### Task prompt
Report how many lines contain "Select", with no other words.

'''

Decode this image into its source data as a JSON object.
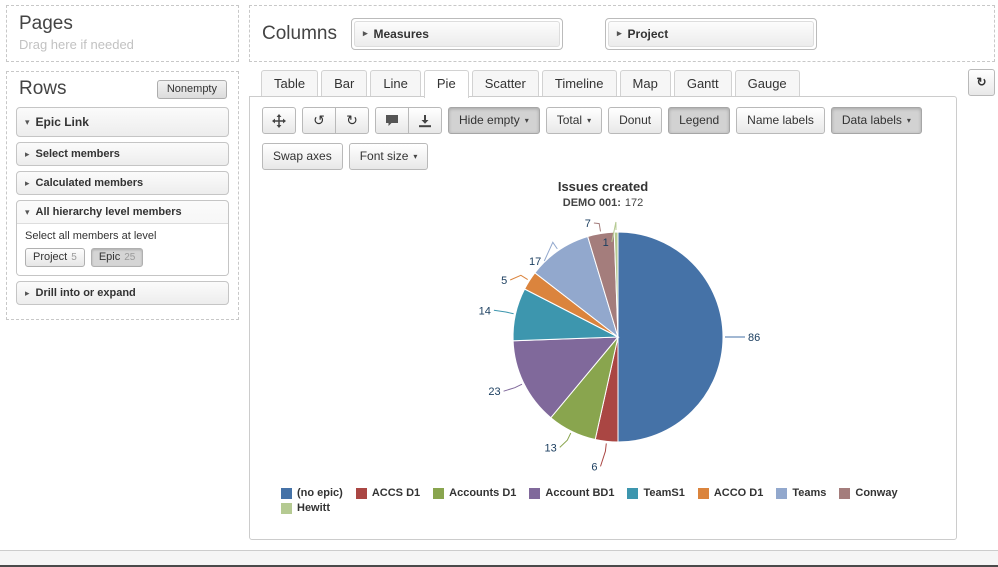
{
  "pages": {
    "title": "Pages",
    "hint": "Drag here if needed"
  },
  "columns": {
    "title": "Columns",
    "chips": [
      {
        "label": "Measures"
      },
      {
        "label": "Project"
      }
    ]
  },
  "rows": {
    "title": "Rows",
    "nonempty_label": "Nonempty",
    "items": [
      {
        "label": "Epic Link",
        "expanded": true,
        "variant": "primary"
      },
      {
        "label": "Select members",
        "expanded": false,
        "variant": "sub"
      },
      {
        "label": "Calculated members",
        "expanded": false,
        "variant": "sub"
      },
      {
        "label": "All hierarchy level members",
        "expanded": true,
        "variant": "sub",
        "detail": {
          "text": "Select all members at level",
          "level_buttons": [
            {
              "label": "Project",
              "count": "5",
              "pressed": false
            },
            {
              "label": "Epic",
              "count": "25",
              "pressed": true
            }
          ]
        }
      },
      {
        "label": "Drill into or expand",
        "expanded": false,
        "variant": "sub"
      }
    ]
  },
  "tabs": [
    {
      "label": "Table",
      "active": false
    },
    {
      "label": "Bar",
      "active": false
    },
    {
      "label": "Line",
      "active": false
    },
    {
      "label": "Pie",
      "active": true
    },
    {
      "label": "Scatter",
      "active": false
    },
    {
      "label": "Timeline",
      "active": false
    },
    {
      "label": "Map",
      "active": false
    },
    {
      "label": "Gantt",
      "active": false
    },
    {
      "label": "Gauge",
      "active": false
    }
  ],
  "toolbar": {
    "hide_empty_label": "Hide empty",
    "total_label": "Total",
    "donut_label": "Donut",
    "legend_label": "Legend",
    "name_labels_label": "Name labels",
    "data_labels_label": "Data labels",
    "swap_axes_label": "Swap axes",
    "font_size_label": "Font size"
  },
  "icons": {
    "caret": "▾",
    "collapsed": "▸",
    "expanded": "▾",
    "undo": "↺",
    "redo": "↻",
    "refresh": "↻"
  },
  "chart_data": {
    "type": "pie",
    "title": "Issues created",
    "subtitle_label": "DEMO 001:",
    "subtitle_value": "172",
    "total": 172,
    "legend_position": "bottom",
    "series": [
      {
        "name": "(no epic)",
        "value": 86,
        "color": "#4572A7"
      },
      {
        "name": "ACCS D1",
        "value": 6,
        "color": "#AA4643"
      },
      {
        "name": "Accounts D1",
        "value": 13,
        "color": "#89A54E"
      },
      {
        "name": "Account BD1",
        "value": 23,
        "color": "#80699B"
      },
      {
        "name": "TeamS1",
        "value": 14,
        "color": "#3D96AE"
      },
      {
        "name": "ACCO D1",
        "value": 5,
        "color": "#DB843D"
      },
      {
        "name": "Teams",
        "value": 17,
        "color": "#92A8CD"
      },
      {
        "name": "Conway",
        "value": 7,
        "color": "#A47D7C"
      },
      {
        "name": "Hewitt",
        "value": 1,
        "color": "#B5CA92"
      }
    ]
  }
}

'''

### Response
2